§ **Aim of the task**:
Each line that holds the word "name" is to be identified and copied.

§ **Extracted entries**:
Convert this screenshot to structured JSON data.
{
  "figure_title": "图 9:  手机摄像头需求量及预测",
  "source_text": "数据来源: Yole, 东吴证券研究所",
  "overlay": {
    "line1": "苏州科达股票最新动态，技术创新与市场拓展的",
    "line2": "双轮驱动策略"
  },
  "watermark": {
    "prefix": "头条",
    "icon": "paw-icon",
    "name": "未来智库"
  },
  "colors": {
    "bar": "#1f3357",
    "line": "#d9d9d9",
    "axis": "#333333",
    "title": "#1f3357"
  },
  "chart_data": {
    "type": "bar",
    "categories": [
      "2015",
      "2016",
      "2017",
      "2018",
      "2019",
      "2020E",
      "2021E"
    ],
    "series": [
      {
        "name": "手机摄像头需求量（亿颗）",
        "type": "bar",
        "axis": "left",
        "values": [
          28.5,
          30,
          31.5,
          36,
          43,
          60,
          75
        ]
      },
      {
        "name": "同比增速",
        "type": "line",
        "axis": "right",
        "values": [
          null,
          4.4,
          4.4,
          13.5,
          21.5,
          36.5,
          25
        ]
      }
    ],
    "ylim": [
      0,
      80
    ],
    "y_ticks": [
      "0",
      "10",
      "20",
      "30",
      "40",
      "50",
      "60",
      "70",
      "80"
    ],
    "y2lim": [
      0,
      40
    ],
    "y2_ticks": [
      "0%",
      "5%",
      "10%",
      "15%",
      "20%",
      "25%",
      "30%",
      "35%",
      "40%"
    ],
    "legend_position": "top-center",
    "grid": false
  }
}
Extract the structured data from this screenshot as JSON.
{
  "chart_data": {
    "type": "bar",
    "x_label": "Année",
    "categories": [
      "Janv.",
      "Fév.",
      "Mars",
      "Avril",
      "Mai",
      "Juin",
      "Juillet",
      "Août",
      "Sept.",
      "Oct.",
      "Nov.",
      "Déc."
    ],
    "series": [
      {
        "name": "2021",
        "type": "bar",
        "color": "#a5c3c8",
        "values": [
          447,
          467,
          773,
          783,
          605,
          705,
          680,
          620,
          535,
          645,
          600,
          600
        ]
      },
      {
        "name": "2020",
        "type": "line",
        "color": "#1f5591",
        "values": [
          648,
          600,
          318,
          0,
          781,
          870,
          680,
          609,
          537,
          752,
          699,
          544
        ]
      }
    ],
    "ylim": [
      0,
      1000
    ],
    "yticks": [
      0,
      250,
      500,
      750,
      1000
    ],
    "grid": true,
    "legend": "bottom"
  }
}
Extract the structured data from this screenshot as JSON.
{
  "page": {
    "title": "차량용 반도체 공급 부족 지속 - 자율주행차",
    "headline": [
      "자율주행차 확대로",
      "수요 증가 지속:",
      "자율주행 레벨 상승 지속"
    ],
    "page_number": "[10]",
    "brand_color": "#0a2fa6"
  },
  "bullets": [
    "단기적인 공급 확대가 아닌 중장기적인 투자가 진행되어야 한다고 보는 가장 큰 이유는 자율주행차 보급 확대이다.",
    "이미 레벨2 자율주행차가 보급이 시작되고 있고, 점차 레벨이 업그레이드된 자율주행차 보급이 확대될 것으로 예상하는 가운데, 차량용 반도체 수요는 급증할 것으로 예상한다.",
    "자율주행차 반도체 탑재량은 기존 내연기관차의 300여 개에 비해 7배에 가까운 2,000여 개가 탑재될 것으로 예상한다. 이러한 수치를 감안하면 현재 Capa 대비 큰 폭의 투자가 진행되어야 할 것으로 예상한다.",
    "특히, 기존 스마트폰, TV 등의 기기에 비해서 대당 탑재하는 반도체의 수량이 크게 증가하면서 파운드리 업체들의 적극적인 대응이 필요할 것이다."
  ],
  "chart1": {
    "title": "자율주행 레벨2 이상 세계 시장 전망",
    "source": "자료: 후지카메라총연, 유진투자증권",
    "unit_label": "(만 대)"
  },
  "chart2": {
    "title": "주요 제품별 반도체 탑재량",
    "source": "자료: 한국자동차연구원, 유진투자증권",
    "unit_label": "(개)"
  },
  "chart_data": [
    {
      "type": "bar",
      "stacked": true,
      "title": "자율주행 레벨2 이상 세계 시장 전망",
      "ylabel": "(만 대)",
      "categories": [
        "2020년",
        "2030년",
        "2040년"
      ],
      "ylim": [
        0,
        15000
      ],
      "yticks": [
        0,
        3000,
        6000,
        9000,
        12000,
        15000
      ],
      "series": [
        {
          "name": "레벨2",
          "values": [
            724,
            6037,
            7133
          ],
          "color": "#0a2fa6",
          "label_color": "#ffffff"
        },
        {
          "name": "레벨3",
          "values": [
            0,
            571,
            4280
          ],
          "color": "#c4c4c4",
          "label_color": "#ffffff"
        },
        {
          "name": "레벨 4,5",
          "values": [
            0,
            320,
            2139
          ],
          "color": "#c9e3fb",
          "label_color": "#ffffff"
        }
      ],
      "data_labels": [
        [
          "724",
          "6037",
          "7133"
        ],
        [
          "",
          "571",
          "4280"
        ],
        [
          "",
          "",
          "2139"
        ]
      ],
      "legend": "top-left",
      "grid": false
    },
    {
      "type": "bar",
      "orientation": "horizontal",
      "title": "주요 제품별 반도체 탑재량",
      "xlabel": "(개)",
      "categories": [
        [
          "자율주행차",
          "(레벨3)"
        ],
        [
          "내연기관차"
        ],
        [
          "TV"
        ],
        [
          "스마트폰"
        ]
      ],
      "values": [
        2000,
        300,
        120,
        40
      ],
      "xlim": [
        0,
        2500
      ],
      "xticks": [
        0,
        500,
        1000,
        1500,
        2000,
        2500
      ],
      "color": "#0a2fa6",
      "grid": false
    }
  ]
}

§ **Exercise output**:
    "name": "未来智库"
        "name": "手机摄像头需求量（亿颗）",
        "name": "同比增速",
        "name": "2021",
        "name": "2020",
          "name": "레벨2",
          "name": "레벨3",
          "name": "레벨 4,5",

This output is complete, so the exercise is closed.